→ WHAT THE TASK REQUIRES
Write out the records that appear below, verbatim and complete, but without pictures.

→ DATASET ROWS
+ + + + +

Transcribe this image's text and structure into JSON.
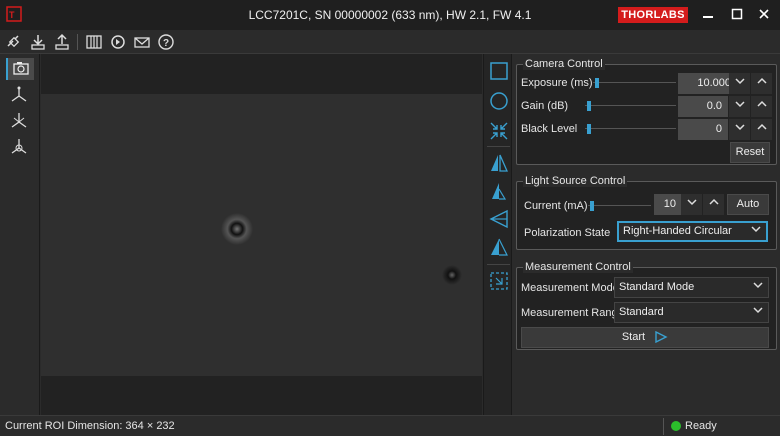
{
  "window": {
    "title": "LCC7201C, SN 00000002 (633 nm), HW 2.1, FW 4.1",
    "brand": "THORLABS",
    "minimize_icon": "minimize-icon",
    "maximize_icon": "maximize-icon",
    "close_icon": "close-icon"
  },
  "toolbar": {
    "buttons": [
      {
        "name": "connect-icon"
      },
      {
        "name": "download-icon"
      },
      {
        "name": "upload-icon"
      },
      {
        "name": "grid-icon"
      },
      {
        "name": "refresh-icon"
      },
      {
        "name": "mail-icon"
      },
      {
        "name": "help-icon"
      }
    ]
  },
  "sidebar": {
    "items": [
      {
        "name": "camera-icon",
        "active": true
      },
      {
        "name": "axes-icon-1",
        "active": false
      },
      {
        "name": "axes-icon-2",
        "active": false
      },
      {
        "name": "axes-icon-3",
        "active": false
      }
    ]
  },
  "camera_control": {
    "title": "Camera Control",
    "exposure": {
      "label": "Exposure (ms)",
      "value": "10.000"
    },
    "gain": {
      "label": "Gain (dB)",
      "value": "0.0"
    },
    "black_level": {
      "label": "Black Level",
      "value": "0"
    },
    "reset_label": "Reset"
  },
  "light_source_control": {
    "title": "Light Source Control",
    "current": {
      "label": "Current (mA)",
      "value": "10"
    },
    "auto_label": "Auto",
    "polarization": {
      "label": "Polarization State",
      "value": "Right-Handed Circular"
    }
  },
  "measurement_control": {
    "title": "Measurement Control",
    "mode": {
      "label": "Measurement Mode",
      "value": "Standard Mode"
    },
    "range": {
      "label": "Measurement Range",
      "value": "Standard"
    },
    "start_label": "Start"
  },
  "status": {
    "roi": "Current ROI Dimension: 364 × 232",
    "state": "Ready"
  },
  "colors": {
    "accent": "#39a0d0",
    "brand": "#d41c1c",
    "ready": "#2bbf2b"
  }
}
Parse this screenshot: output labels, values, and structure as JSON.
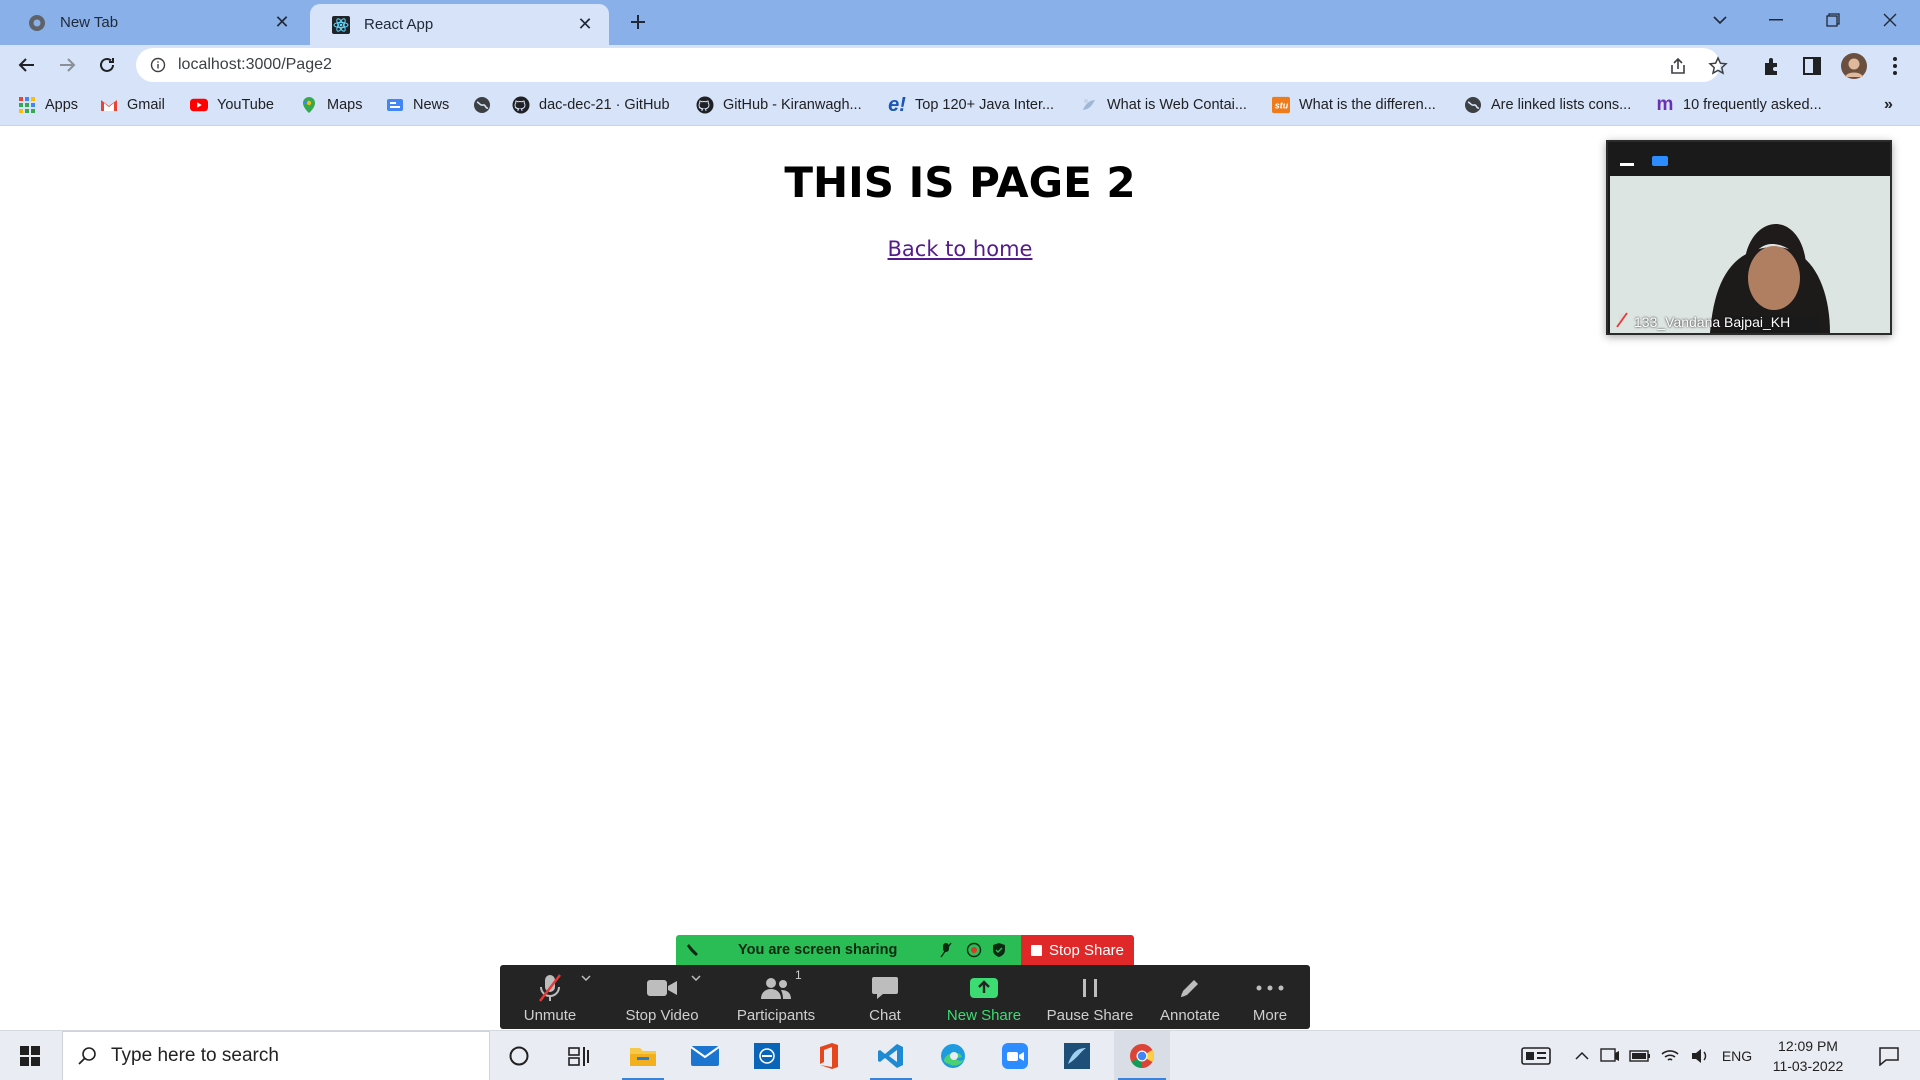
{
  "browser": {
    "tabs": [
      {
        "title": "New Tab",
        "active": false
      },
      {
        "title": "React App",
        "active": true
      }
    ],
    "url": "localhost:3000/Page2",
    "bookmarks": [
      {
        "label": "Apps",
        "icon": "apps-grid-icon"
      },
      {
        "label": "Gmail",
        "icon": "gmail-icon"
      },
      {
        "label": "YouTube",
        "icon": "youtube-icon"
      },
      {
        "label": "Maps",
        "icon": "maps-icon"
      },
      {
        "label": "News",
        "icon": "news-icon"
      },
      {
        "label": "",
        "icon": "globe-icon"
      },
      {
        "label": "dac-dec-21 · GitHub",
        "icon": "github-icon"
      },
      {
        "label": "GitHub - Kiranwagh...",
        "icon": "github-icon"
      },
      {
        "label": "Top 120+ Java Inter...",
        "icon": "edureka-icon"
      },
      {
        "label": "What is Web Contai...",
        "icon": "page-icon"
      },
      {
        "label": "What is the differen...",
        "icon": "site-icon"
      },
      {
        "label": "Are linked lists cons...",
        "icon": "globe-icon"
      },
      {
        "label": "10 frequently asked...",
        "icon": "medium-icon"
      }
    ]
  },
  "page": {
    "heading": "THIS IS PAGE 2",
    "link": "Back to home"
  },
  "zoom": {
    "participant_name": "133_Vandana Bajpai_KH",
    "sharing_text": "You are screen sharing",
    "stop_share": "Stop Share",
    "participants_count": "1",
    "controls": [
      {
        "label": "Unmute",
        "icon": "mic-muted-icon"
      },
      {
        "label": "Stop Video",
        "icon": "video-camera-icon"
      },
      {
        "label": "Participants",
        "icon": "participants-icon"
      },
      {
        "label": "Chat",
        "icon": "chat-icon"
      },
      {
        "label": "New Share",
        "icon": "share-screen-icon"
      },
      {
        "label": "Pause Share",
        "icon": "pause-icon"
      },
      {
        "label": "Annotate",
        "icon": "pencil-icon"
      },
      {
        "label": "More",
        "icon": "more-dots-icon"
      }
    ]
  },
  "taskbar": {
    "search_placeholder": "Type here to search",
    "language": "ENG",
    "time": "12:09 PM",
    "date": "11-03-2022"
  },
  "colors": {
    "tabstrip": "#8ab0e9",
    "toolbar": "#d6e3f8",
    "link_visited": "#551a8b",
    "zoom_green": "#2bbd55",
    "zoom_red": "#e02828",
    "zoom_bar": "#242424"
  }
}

+ + + + +

→ ANSWER FOR THE TASK
Transcribe this image's text and structure into JSON.
{
  "window": {
    "title": "LCC7201C, SN 00000002 (633 nm), HW 2.1, FW 4.1",
    "brand": "THORLABS",
    "minimize_icon": "minimize-icon",
    "maximize_icon": "maximize-icon",
    "close_icon": "close-icon"
  },
  "toolbar": {
    "buttons": [
      {
        "name": "connect-icon"
      },
      {
        "name": "download-icon"
      },
      {
        "name": "upload-icon"
      },
      {
        "name": "grid-icon"
      },
      {
        "name": "refresh-icon"
      },
      {
        "name": "mail-icon"
      },
      {
        "name": "help-icon"
      }
    ]
  },
  "sidebar": {
    "items": [
      {
        "name": "camera-icon",
        "active": true
      },
      {
        "name": "axes-icon-1",
        "active": false
      },
      {
        "name": "axes-icon-2",
        "active": false
      },
      {
        "name": "axes-icon-3",
        "active": false
      }
    ]
  },
  "camera_control": {
    "title": "Camera Control",
    "exposure": {
      "label": "Exposure (ms)",
      "value": "10.000"
    },
    "gain": {
      "label": "Gain (dB)",
      "value": "0.0"
    },
    "black_level": {
      "label": "Black Level",
      "value": "0"
    },
    "reset_label": "Reset"
  },
  "light_source_control": {
    "title": "Light Source Control",
    "current": {
      "label": "Current (mA)",
      "value": "10"
    },
    "auto_label": "Auto",
    "polarization": {
      "label": "Polarization State",
      "value": "Right-Handed Circular"
    }
  },
  "measurement_control": {
    "title": "Measurement Control",
    "mode": {
      "label": "Measurement Mode",
      "value": "Standard Mode"
    },
    "range": {
      "label": "Measurement Range",
      "value": "Standard"
    },
    "start_label": "Start"
  },
  "status": {
    "roi": "Current ROI Dimension: 364 × 232",
    "state": "Ready"
  },
  "colors": {
    "accent": "#39a0d0",
    "brand": "#d41c1c",
    "ready": "#2bbf2b"
  }
}
Parse this screenshot: output labels, values, and structure as JSON.
{
  "browser": {
    "tabs": [
      {
        "title": "New Tab",
        "active": false
      },
      {
        "title": "React App",
        "active": true
      }
    ],
    "url": "localhost:3000/Page2",
    "bookmarks": [
      {
        "label": "Apps",
        "icon": "apps-grid-icon"
      },
      {
        "label": "Gmail",
        "icon": "gmail-icon"
      },
      {
        "label": "YouTube",
        "icon": "youtube-icon"
      },
      {
        "label": "Maps",
        "icon": "maps-icon"
      },
      {
        "label": "News",
        "icon": "news-icon"
      },
      {
        "label": "",
        "icon": "globe-icon"
      },
      {
        "label": "dac-dec-21 · GitHub",
        "icon": "github-icon"
      },
      {
        "label": "GitHub - Kiranwagh...",
        "icon": "github-icon"
      },
      {
        "label": "Top 120+ Java Inter...",
        "icon": "edureka-icon"
      },
      {
        "label": "What is Web Contai...",
        "icon": "page-icon"
      },
      {
        "label": "What is the differen...",
        "icon": "site-icon"
      },
      {
        "label": "Are linked lists cons...",
        "icon": "globe-icon"
      },
      {
        "label": "10 frequently asked...",
        "icon": "medium-icon"
      }
    ]
  },
  "page": {
    "heading": "THIS IS PAGE 2",
    "link": "Back to home"
  },
  "zoom": {
    "participant_name": "133_Vandana Bajpai_KH",
    "sharing_text": "You are screen sharing",
    "stop_share": "Stop Share",
    "participants_count": "1",
    "controls": [
      {
        "label": "Unmute",
        "icon": "mic-muted-icon"
      },
      {
        "label": "Stop Video",
        "icon": "video-camera-icon"
      },
      {
        "label": "Participants",
        "icon": "participants-icon"
      },
      {
        "label": "Chat",
        "icon": "chat-icon"
      },
      {
        "label": "New Share",
        "icon": "share-screen-icon"
      },
      {
        "label": "Pause Share",
        "icon": "pause-icon"
      },
      {
        "label": "Annotate",
        "icon": "pencil-icon"
      },
      {
        "label": "More",
        "icon": "more-dots-icon"
      }
    ]
  },
  "taskbar": {
    "search_placeholder": "Type here to search",
    "language": "ENG",
    "time": "12:09 PM",
    "date": "11-03-2022"
  },
  "colors": {
    "tabstrip": "#8ab0e9",
    "toolbar": "#d6e3f8",
    "link_visited": "#551a8b",
    "zoom_green": "#2bbd55",
    "zoom_red": "#e02828",
    "zoom_bar": "#242424"
  }
}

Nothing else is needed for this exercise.